### ANWEISUNGEN ZUR AUFGABE
Führe den Text zum Fachkräftemangel in der Aargauer Gastronomie im Anschluss an seinen letzten Satz fort.

*** AUSGEWÄHLTER TEXT ***

Die Folgen der Corona-Krise treffen die Gastrobranche empfindlich. Im ganzen Kanton Aargau fehlen Fachkräfte in der Küche und im Service. Gemäss Zahlen von GastroSuisse hat ein Siebtel aller Gastroangestellten die Branche verlassen. Ein ähnliches Bild zeigt sich im Kanton Aargau, sagt Bruno Lustenberger, Präsident von GastroAargau: «Es ist tragisch, dass so viele die Branche verlassen. Wir haben einen Fachkräftemangel.»

Als Grund sieht er neben Pensionierungen, für die zu wenig Junge nachkommen, auch eine grosse Abwanderung. Viele hätten den Beruf gewechselt – wohl auch, weil sie die Berufsaussichten als schlecht einschätzten. Dem setzt Lustenberger entgegen: «Ich halte die Sorge, dass etwa eine Köchin keine Arbeit finden könnte, für unbegründet. Köche braucht es immer.»

Erst recht Schweizer Köche: Diese gehörten zu den Weltbesten und seien überall gefragt.

Wegen fehlendem Koch ist der Villiger «Hirschen» über Mittag zu

Wie gefragt das Gastronomie-Fachpersonal aktuell ist, zeigt sich in den Stimmen von allen Aargauer Wirten, die wir zum Thema befragt haben.

*** EINTRÄGE IM DATENSATZ ***

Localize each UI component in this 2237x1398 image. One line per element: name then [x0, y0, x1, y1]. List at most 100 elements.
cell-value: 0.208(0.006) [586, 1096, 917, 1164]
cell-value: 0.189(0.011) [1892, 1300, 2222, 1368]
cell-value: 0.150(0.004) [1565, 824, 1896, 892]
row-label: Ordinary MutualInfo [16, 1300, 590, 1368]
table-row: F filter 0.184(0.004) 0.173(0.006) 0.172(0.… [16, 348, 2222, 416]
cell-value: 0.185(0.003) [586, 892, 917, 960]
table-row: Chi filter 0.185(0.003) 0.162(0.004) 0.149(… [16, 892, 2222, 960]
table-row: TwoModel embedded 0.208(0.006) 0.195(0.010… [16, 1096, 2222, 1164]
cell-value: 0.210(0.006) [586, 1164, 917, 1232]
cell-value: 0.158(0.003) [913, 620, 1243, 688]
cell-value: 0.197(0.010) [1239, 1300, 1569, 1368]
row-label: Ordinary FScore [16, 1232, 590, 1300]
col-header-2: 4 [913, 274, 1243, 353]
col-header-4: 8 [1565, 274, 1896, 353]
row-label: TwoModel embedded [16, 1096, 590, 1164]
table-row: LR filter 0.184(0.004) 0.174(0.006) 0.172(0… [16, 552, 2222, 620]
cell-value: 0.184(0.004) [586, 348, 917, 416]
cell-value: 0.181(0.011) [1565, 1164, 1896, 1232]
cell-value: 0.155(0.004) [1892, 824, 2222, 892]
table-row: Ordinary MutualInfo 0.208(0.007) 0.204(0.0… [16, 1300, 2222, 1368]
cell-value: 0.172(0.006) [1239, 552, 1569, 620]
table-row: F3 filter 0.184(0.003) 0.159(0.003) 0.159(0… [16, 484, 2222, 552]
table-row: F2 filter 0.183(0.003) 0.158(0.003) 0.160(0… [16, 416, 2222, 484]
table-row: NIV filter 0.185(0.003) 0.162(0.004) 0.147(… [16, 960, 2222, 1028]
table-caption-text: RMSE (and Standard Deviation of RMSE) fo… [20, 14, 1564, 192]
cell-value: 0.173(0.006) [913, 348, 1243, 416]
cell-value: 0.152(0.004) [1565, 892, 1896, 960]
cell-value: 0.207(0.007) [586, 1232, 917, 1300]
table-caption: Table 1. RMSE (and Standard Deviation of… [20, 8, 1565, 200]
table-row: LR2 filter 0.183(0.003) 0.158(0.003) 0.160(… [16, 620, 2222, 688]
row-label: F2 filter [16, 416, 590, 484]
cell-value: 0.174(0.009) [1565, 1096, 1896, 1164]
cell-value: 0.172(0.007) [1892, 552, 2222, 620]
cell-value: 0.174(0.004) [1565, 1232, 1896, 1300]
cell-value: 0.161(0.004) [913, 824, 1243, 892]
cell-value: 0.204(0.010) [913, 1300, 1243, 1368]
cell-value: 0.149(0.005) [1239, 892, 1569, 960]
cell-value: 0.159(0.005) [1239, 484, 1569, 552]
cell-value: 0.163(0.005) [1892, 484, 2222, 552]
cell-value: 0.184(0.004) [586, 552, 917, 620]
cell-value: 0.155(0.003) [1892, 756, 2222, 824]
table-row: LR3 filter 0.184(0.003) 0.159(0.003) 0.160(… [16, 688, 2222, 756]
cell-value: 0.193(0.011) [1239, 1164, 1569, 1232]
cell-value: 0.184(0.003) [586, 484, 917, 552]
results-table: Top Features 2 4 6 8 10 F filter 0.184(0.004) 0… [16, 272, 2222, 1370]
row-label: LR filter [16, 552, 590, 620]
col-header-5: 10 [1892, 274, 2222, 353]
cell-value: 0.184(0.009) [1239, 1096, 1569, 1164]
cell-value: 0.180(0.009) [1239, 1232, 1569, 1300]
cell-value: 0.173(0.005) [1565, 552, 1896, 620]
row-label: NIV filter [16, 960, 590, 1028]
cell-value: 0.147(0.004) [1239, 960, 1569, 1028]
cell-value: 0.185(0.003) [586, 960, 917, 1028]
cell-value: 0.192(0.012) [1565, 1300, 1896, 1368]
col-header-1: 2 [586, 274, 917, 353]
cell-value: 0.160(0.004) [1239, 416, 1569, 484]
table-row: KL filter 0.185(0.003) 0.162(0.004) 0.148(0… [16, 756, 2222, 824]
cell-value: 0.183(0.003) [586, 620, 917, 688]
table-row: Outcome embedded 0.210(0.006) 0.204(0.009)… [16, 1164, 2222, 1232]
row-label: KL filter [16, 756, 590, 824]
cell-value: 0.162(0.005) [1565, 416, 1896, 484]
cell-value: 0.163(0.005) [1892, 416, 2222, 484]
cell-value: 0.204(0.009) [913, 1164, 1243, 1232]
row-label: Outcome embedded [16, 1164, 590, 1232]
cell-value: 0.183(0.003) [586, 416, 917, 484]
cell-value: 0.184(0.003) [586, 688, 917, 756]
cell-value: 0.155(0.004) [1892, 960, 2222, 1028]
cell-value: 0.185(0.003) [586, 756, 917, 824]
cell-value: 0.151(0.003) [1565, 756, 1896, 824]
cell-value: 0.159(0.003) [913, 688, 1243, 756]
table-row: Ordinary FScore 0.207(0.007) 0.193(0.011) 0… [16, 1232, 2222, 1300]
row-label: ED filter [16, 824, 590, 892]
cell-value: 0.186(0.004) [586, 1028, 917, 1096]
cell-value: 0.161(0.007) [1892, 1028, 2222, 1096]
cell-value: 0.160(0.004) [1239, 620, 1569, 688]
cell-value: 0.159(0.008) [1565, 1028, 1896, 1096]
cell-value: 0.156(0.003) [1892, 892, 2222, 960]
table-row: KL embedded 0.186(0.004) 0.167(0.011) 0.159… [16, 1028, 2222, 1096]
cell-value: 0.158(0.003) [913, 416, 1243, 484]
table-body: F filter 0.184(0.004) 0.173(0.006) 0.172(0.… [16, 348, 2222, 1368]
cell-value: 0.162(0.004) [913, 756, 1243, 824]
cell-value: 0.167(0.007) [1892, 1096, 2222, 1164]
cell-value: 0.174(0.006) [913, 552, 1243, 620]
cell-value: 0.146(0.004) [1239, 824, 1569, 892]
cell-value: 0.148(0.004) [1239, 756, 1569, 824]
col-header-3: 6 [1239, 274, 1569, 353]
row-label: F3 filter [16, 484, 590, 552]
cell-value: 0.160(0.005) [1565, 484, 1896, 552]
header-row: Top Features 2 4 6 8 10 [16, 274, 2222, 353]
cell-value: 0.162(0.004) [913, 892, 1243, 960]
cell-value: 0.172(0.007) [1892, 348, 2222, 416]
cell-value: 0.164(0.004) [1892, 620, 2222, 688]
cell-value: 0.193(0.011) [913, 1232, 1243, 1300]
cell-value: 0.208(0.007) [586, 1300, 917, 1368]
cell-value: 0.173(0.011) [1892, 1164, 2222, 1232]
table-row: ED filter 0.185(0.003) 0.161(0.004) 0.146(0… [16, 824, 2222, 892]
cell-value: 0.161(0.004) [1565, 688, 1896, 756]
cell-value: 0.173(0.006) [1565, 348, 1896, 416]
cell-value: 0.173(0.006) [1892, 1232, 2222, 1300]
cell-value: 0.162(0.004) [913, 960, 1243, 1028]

***

### SCHRIFTLICHE ANTWORT
So sagt Nadja Schuler, Geschäftsführerin und Küchenchefin im «Restaurant & Hotel zum Hirschen» in Villigen: «Es hat fast niemanden auf dem Markt.» Das sei zwar schon länger ein Thema, Corona habe aber alles noch schlimmer gemacht. Wie Krummenacher sagt auch Schuler: «Ich kenne keinen einzigen Betrieb, der nicht auf der Suche ist.»

Ein Jahr lang hat Schuler nach einem Sous-Chef gesucht – ohne Erfolg. Deshalb entschloss sich das «Hirschen»-Team, drastische Konsequenzen zu ziehen: «Irgendwann konnte ich einfach nicht mehr. Weil wir einfach niemand für die Küche fanden, haben wir beschlossen, das Mittagsgeschäft praktisch zu streichen.» Ausser am Dienstag ist der «Hirschen» seither mittags zu.

Trotz schwieriger Personalsuche: Wirte bleiben zuversichtlich

Einen Lichtblick hat Schuler aber zu vermelden: Im August fängt eine neue Cheffe de Service an. «Jetzt hoffen wir einfach, dass alles klappt und es ihr auch gefällt», blickt sie voraus.

Auch Peter Schneider, Co-Gastgeber im Aarauer «Schützen», war nach dem Lockdown überrascht, wie schwer es ist, Mitarbeitende zu finden. Im «Schützen» sind aktuell vier Stellen offen. Schneider möchte die Situation allerdings nicht überdramatisieren: «Gutes Personal war in der Gastronomie noch nie einfach zu finden. Wir sind zuversichtlich, dass wir das Problem bewältigen.»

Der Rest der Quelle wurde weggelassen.